- **Directions**
Do not carry the pictures over; copy every other part of the entries exactly.

- **Records for the task**
· · · ·

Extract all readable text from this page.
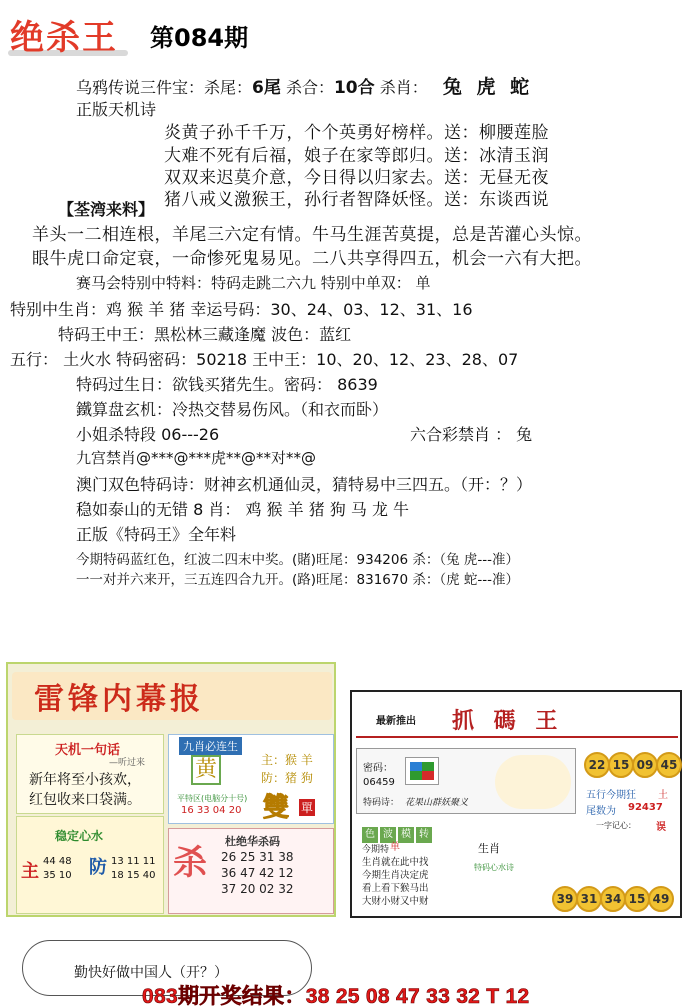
绝杀王 第084期
乌鸦传说三件宝：杀尾：6尾 杀合：10合 杀肖： 兔 虎 蛇
正版天机诗
炎黄子孙千千万，个个英勇好榜样。送：柳腰莲脸
大难不死有后福，娘子在家等郎归。送：冰清玉润
双双来迟莫介意，今日得以归家去。送：无昼无夜
猪八戒义激猴王，孙行者智降妖怪。送：东谈西说
【荃湾来料】
羊头一二相连根，羊尾三六定有情。牛马生涯苦莫提，总是苦灌心头惊。
眼牛虎口命定衰，一命惨死鬼易见。二八共享得四五，机会一六有大把。
赛马会特别中特料：特码走跳二六九 特别中单双： 单
特别中生肖：鸡 猴 羊 猪 幸运号码：30、24、03、12、31、16
特码王中王：黑松林三藏逢魔 波色：蓝红
五行： 土火水 特码密码：50218 王中王：10、20、12、23、28、07
特码过生日：欲钱买猪先生。密码： 8639
鐵算盘玄机：冷热交替易伤风。（和衣而卧）
小姐杀特段 06---26	六合彩禁肖 ： 兔
九宫禁肖@***@***虎**@**对**@
澳门双色特码诗：财神玄机通仙灵，猜特易中三四五。（开：？）
稳如泰山的无错 8 肖： 鸡 猴 羊 猪 狗 马 龙 牛
正版《特码王》全年料
今期特码蓝红色，红波二四末中奖。(賭)旺尾：934206 杀：（兔 虎---准）
一一对并六来开，三五连四合九开。(路)旺尾：831670 杀：（虎 蛇---准）
雷锋内幕报
天机一句话
—听过来
新年将至小孩欢，
红包收来口袋满。
九肖必连生
黄	主：猴 羊
防：猪 狗
平特区(电脑分十号)
16 33 04 20 雙 單
稳定心水
主 44 48
35 10 防 13 11 11
18 15 40 杀
杜绝华杀码
26 25 31 38
36 47 42 12
37 20 02 32
最新推出 抓 碼 王
密码：
06459
特码诗： 花果山群妖聚义
22 15 09 45
五行今期狂 土
尾数为 92437
色 波 模 转
生肖
今期特 单
生肖就在此中找
今期生肖决定虎
看上看下猴马出
大财小财又中财
特码心水诗
一字记心： 误
39 31 34 15 49
勤快好做中国人（开？）
083期开奖结果：38 25 08 47 33 32 T 12
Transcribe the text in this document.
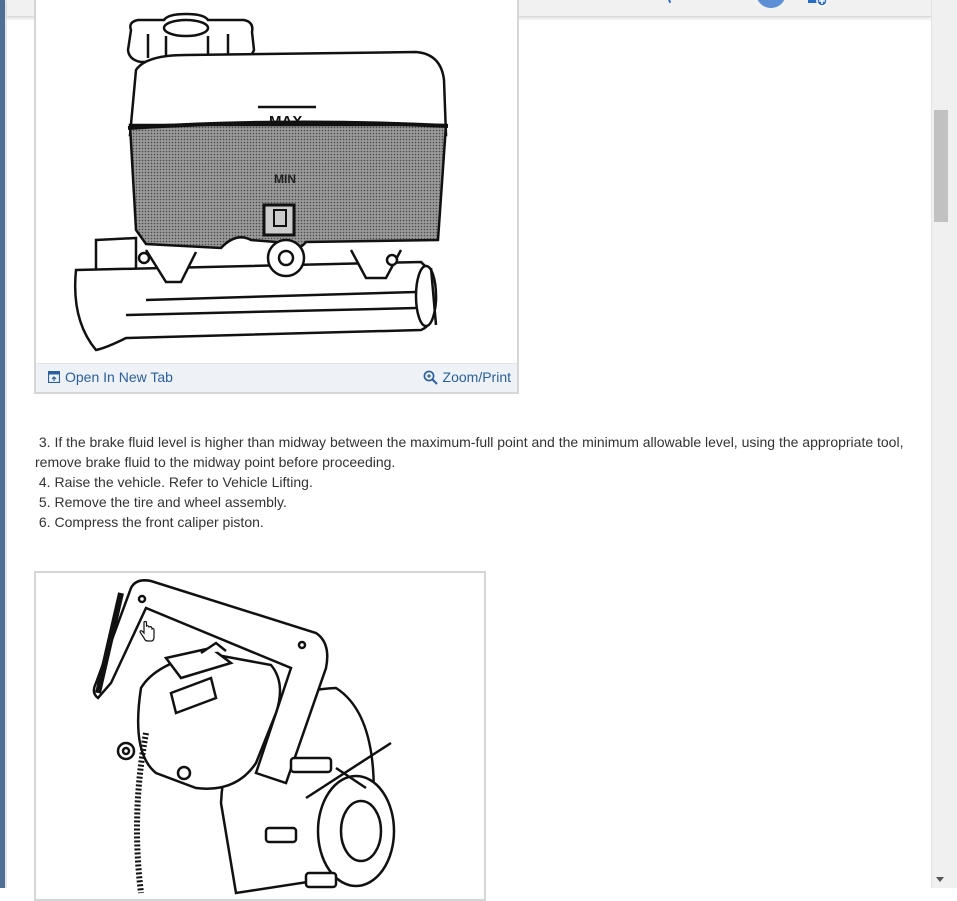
MAX
MIN
Open In New Tab	Zoom/Print
3. If the brake fluid level is higher than midway between the maximum-full point and the minimum allowable level, using the appropriate tool, remove brake fluid to the midway point before proceeding.
4. Raise the vehicle. Refer to Vehicle Lifting.
5. Remove the tire and wheel assembly.
6. Compress the front caliper piston.
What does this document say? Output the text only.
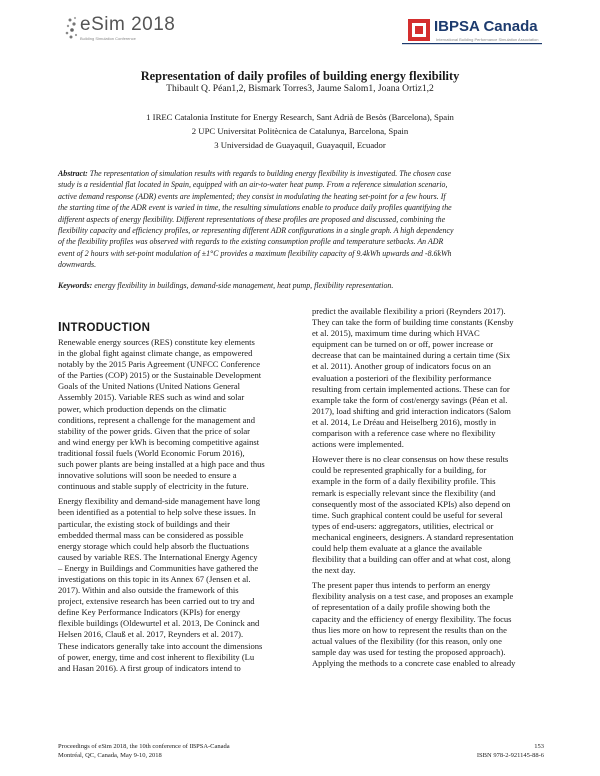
eSim 2018
Building Simulation Conference
IBPSA Canada
International Building Performance Simulation Association
Representation of daily profiles of building energy flexibility
Thibault Q. Péan1,2, Bismark Torres3, Jaume Salom1, Joana Ortiz1,2
1 IREC Catalonia Institute for Energy Research, Sant Adrià de Besòs (Barcelona), Spain
2 UPC Universitat Politècnica de Catalunya, Barcelona, Spain
3 Universidad de Guayaquil, Guayaquil, Ecuador
Abstract: The representation of simulation results with regards to building energy flexibility is investigated. The chosen case
study is a residential flat located in Spain, equipped with an air-to-water heat pump. From a reference simulation scenario,
active demand response (ADR) events are implemented; they consist in modulating the heating set-point for a few hours. If
the starting time of the ADR event is varied in time, the resulting simulations enable to produce daily profiles quantifying the
different aspects of energy flexibility. Different representations of these profiles are proposed and discussed, combining the
flexibility capacity and efficiency profiles, or representing different ADR configurations in a single graph. A high dependency
of the flexibility profiles was observed with regards to the existing consumption profile and temperature setbacks. An ADR
event of 2 hours with set-point modulation of ±1°C provides a maximum flexibility capacity of 9.4kWh upwards and -8.6kWh
downwards.
Keywords: energy flexibility in buildings, demand-side management, heat pump, flexibility representation.
INTRODUCTION
Renewable energy sources (RES) constitute key elements
in the global fight against climate change, as empowered
notably by the 2015 Paris Agreement (UNFCC Conference
of the Parties (COP) 2015) or the Sustainable Development
Goals of the United Nations (United Nations General
Assembly 2015). Variable RES such as wind and solar
power, which production depends on the climatic
conditions, represent a challenge for the management and
stability of the power grids. Given that the price of solar
and wind energy per kWh is becoming competitive against
traditional fossil fuels (World Economic Forum 2016),
such power plants are being installed at a high pace and thus
innovative solutions will soon be needed to ensure a
continuous and stable supply of electricity in the future.
Energy flexibility and demand-side management have long
been identified as a potential to help solve these issues. In
particular, the existing stock of buildings and their
embedded thermal mass can be considered as possible
energy storage which could help absorb the fluctuations
caused by variable RES. The International Energy Agency
– Energy in Buildings and Communities have gathered the
investigations on this topic in its Annex 67 (Jensen et al.
2017). Within and also outside the framework of this
project, extensive research has been carried out to try and
define Key Performance Indicators (KPIs) for energy
flexible buildings (Oldewurtel et al. 2013, De Coninck and
Helsen 2016, Clauß et al. 2017, Reynders et al. 2017).
These indicators generally take into account the dimensions
of power, energy, time and cost inherent to flexibility (Lu
and Hasan 2016). A first group of indicators intend to
predict the available flexibility a priori (Reynders 2017).
They can take the form of building time constants (Kensby
et al. 2015), maximum time during which HVAC
equipment can be turned on or off, power increase or
decrease that can be maintained during a certain time (Six
et al. 2011). Another group of indicators focus on an
evaluation a posteriori of the flexibility performance
resulting from certain implemented actions. These can for
example take the form of cost/energy savings (Péan et al.
2017), load shifting and grid interaction indicators (Salom
et al. 2014, Le Dréau and Heiselberg 2016), mostly in
comparison with a reference case where no flexibility
actions were implemented.
However there is no clear consensus on how these results
could be represented graphically for a building, for
example in the form of a daily flexibility profile. This
remark is especially relevant since the flexibility (and
consequently most of the associated KPIs) also depend on
time. Such graphical content could be useful for several
types of end-users: aggregators, utilities, electrical or
mechanical engineers, designers. A standard representation
could help them evaluate at a glance the available
flexibility that a building can offer and at what cost, along
the next day.
The present paper thus intends to perform an energy
flexibility analysis on a test case, and proposes an example
of representation of a daily profile showing both the
capacity and the efficiency of energy flexibility. The focus
thus lies more on how to represent the results than on the
actual values of the flexibility (for this reason, only one
sample day was used for testing the proposed approach).
Applying the methods to a concrete case enabled to already
Proceedings of eSim 2018, the 10th conference of IBPSA-Canada
Montréal, QC, Canada, May 9-10, 2018
153
ISBN 978-2-921145-88-6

· · · ·

- **Full solution**
Extract all readable text from this page.
绝杀王 第084期
乌鸦传说三件宝：杀尾：6尾 杀合：10合 杀肖： 兔 虎 蛇
正版天机诗
炎黄子孙千千万，个个英勇好榜样。送：柳腰莲脸
大难不死有后福，娘子在家等郎归。送：冰清玉润
双双来迟莫介意，今日得以归家去。送：无昼无夜
猪八戒义激猴王，孙行者智降妖怪。送：东谈西说
【荃湾来料】
羊头一二相连根，羊尾三六定有情。牛马生涯苦莫提，总是苦灌心头惊。
眼牛虎口命定衰，一命惨死鬼易见。二八共享得四五，机会一六有大把。
赛马会特别中特料：特码走跳二六九 特别中单双： 单
特别中生肖：鸡 猴 羊 猪 幸运号码：30、24、03、12、31、16
特码王中王：黑松林三藏逢魔 波色：蓝红
五行： 土火水 特码密码：50218 王中王：10、20、12、23、28、07
特码过生日：欲钱买猪先生。密码： 8639
鐵算盘玄机：冷热交替易伤风。（和衣而卧）
小姐杀特段 06---26	六合彩禁肖 ： 兔
九宫禁肖@***@***虎**@**对**@
澳门双色特码诗：财神玄机通仙灵，猜特易中三四五。（开：？）
稳如泰山的无错 8 肖： 鸡 猴 羊 猪 狗 马 龙 牛
正版《特码王》全年料
今期特码蓝红色，红波二四末中奖。(賭)旺尾：934206 杀：（兔 虎---准）
一一对并六来开，三五连四合九开。(路)旺尾：831670 杀：（虎 蛇---准）
雷锋内幕报
天机一句话
—听过来
新年将至小孩欢，
红包收来口袋满。
九肖必连生
黄	主：猴 羊
防：猪 狗
平特区(电脑分十号)
16 33 04 20 雙 單
稳定心水
主 44 48
35 10 防 13 11 11
18 15 40 杀
杜绝华杀码
26 25 31 38
36 47 42 12
37 20 02 32
最新推出 抓 碼 王
密码：
06459
特码诗： 花果山群妖聚义
22 15 09 45
五行今期狂 土
尾数为 92437
色 波 模 转
生肖
今期特 单
生肖就在此中找
今期生肖决定虎
看上看下猴马出
大财小财又中财
特码心水诗
一字记心： 误
39 31 34 15 49
勤快好做中国人（开？）
083期开奖结果：38 25 08 47 33 32 T 12
Transcribe the text in this document.
MAX
MIN
Open In New Tab	Zoom/Print
3. If the brake fluid level is higher than midway between the maximum-full point and the minimum allowable level, using the appropriate tool, remove brake fluid to the midway point before proceeding.
4. Raise the vehicle. Refer to Vehicle Lifting.
5. Remove the tire and wheel assembly.
6. Compress the front caliper piston.
What does this document say? Output the text only.
eSim 2018
Building Simulation Conference
IBPSA Canada
International Building Performance Simulation Association
Representation of daily profiles of building energy flexibility
Thibault Q. Péan1,2, Bismark Torres3, Jaume Salom1, Joana Ortiz1,2
1 IREC Catalonia Institute for Energy Research, Sant Adrià de Besòs (Barcelona), Spain
2 UPC Universitat Politècnica de Catalunya, Barcelona, Spain
3 Universidad de Guayaquil, Guayaquil, Ecuador
Abstract: The representation of simulation results with regards to building energy flexibility is investigated. The chosen case
study is a residential flat located in Spain, equipped with an air-to-water heat pump. From a reference simulation scenario,
active demand response (ADR) events are implemented; they consist in modulating the heating set-point for a few hours. If
the starting time of the ADR event is varied in time, the resulting simulations enable to produce daily profiles quantifying the
different aspects of energy flexibility. Different representations of these profiles are proposed and discussed, combining the
flexibility capacity and efficiency profiles, or representing different ADR configurations in a single graph. A high dependency
of the flexibility profiles was observed with regards to the existing consumption profile and temperature setbacks. An ADR
event of 2 hours with set-point modulation of ±1°C provides a maximum flexibility capacity of 9.4kWh upwards and -8.6kWh
downwards.
Keywords: energy flexibility in buildings, demand-side management, heat pump, flexibility representation.
INTRODUCTION
Renewable energy sources (RES) constitute key elements
in the global fight against climate change, as empowered
notably by the 2015 Paris Agreement (UNFCC Conference
of the Parties (COP) 2015) or the Sustainable Development
Goals of the United Nations (United Nations General
Assembly 2015). Variable RES such as wind and solar
power, which production depends on the climatic
conditions, represent a challenge for the management and
stability of the power grids. Given that the price of solar
and wind energy per kWh is becoming competitive against
traditional fossil fuels (World Economic Forum 2016),
such power plants are being installed at a high pace and thus
innovative solutions will soon be needed to ensure a
continuous and stable supply of electricity in the future.
Energy flexibility and demand-side management have long
been identified as a potential to help solve these issues. In
particular, the existing stock of buildings and their
embedded thermal mass can be considered as possible
energy storage which could help absorb the fluctuations
caused by variable RES. The International Energy Agency
– Energy in Buildings and Communities have gathered the
investigations on this topic in its Annex 67 (Jensen et al.
2017). Within and also outside the framework of this
project, extensive research has been carried out to try and
define Key Performance Indicators (KPIs) for energy
flexible buildings (Oldewurtel et al. 2013, De Coninck and
Helsen 2016, Clauß et al. 2017, Reynders et al. 2017).
These indicators generally take into account the dimensions
of power, energy, time and cost inherent to flexibility (Lu
and Hasan 2016). A first group of indicators intend to
predict the available flexibility a priori (Reynders 2017).
They can take the form of building time constants (Kensby
et al. 2015), maximum time during which HVAC
equipment can be turned on or off, power increase or
decrease that can be maintained during a certain time (Six
et al. 2011). Another group of indicators focus on an
evaluation a posteriori of the flexibility performance
resulting from certain implemented actions. These can for
example take the form of cost/energy savings (Péan et al.
2017), load shifting and grid interaction indicators (Salom
et al. 2014, Le Dréau and Heiselberg 2016), mostly in
comparison with a reference case where no flexibility
actions were implemented.
However there is no clear consensus on how these results
could be represented graphically for a building, for
example in the form of a daily flexibility profile. This
remark is especially relevant since the flexibility (and
consequently most of the associated KPIs) also depend on
time. Such graphical content could be useful for several
types of end-users: aggregators, utilities, electrical or
mechanical engineers, designers. A standard representation
could help them evaluate at a glance the available
flexibility that a building can offer and at what cost, along
the next day.
The present paper thus intends to perform an energy
flexibility analysis on a test case, and proposes an example
of representation of a daily profile showing both the
capacity and the efficiency of energy flexibility. The focus
thus lies more on how to represent the results than on the
actual values of the flexibility (for this reason, only one
sample day was used for testing the proposed approach).
Applying the methods to a concrete case enabled to already
Proceedings of eSim 2018, the 10th conference of IBPSA-Canada
Montréal, QC, Canada, May 9-10, 2018
153
ISBN 978-2-921145-88-6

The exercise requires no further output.